> Stored records:

○ ○ ○

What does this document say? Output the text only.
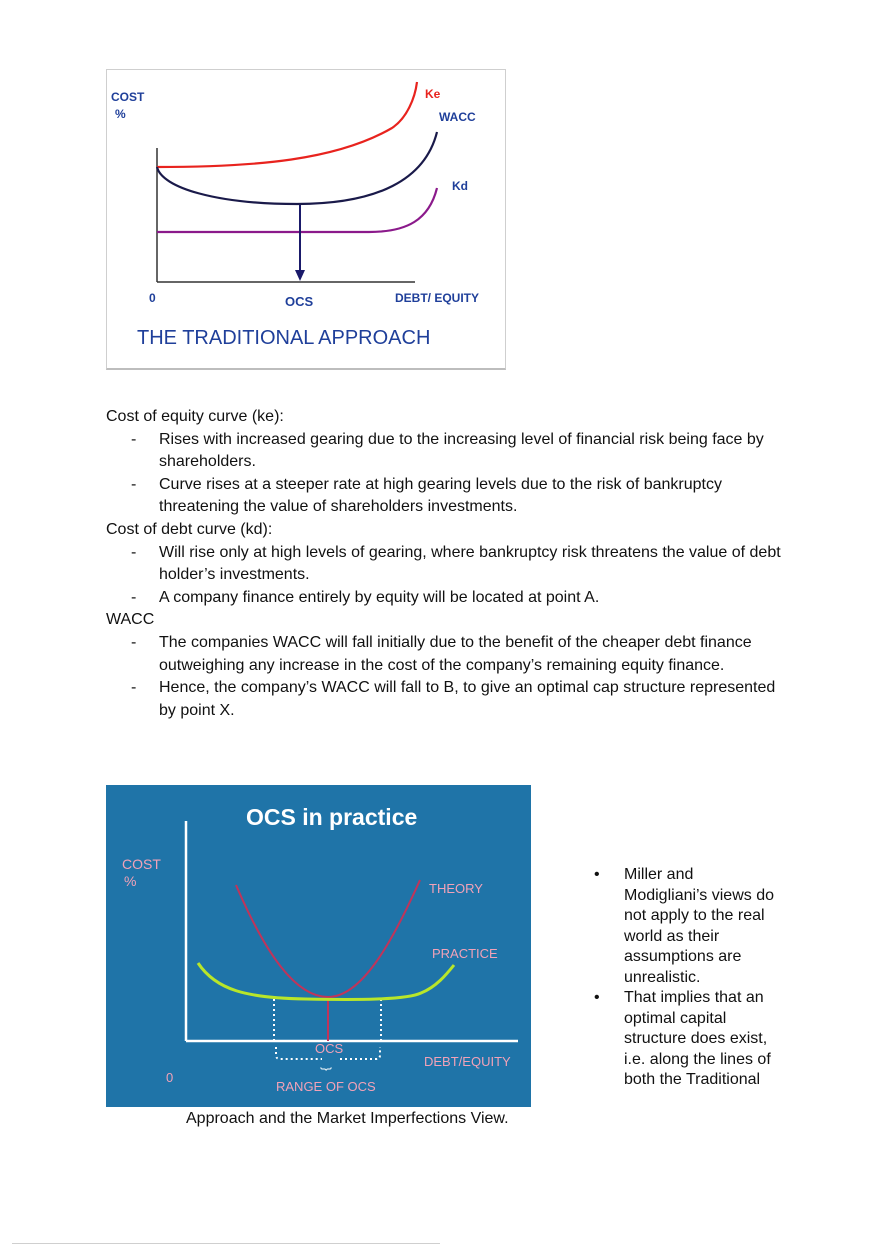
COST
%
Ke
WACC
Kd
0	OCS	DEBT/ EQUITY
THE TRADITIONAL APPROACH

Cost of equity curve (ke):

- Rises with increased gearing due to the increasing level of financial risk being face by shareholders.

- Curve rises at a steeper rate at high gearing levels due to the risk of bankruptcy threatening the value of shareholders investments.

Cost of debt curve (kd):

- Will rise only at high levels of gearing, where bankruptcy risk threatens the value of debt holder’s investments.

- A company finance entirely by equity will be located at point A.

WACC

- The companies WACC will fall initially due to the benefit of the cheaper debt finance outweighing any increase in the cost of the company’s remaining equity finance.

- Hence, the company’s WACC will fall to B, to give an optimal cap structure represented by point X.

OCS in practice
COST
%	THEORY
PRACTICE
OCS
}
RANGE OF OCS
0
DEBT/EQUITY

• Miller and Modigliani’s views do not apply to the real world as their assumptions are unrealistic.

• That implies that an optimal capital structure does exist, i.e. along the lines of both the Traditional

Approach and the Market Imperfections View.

○ ○ ○

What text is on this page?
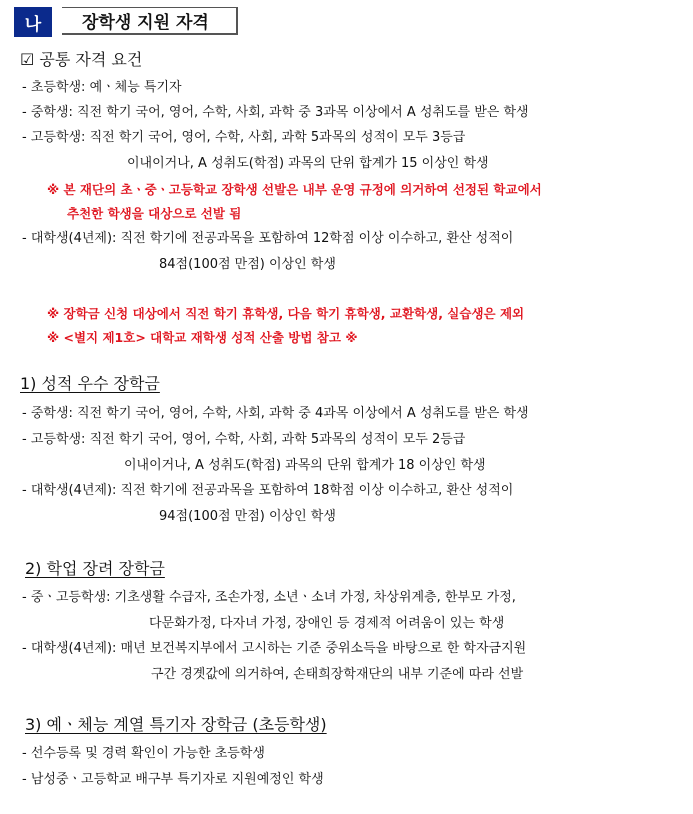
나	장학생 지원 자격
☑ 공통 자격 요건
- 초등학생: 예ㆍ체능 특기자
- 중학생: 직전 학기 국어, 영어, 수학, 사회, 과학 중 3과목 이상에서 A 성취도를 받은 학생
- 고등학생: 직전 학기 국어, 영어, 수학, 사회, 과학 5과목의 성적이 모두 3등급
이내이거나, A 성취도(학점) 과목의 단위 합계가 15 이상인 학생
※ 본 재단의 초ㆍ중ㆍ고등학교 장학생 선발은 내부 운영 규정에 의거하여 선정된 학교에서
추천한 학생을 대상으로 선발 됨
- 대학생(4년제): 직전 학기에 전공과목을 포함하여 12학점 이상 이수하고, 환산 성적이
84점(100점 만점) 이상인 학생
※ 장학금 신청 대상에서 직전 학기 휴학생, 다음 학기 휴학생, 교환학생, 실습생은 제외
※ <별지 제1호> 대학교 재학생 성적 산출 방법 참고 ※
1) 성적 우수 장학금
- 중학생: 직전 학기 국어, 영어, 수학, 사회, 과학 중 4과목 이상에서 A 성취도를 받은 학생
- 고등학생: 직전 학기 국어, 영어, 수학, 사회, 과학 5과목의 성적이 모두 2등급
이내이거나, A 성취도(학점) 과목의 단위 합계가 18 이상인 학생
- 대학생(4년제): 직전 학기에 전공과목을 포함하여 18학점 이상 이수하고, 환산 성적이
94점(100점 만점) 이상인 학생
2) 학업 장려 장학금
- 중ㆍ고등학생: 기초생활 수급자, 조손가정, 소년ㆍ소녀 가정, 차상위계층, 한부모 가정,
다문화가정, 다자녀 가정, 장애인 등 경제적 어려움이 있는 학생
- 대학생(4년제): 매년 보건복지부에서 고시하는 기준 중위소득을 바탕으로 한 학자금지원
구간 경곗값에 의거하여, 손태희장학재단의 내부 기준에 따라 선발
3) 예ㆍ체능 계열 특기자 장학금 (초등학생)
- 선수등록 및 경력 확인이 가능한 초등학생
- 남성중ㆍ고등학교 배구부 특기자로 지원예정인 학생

○ ○ ○

> Written problem: Tell how many lines contain the word "WACC", using only the number.

> Answer to the problem: 4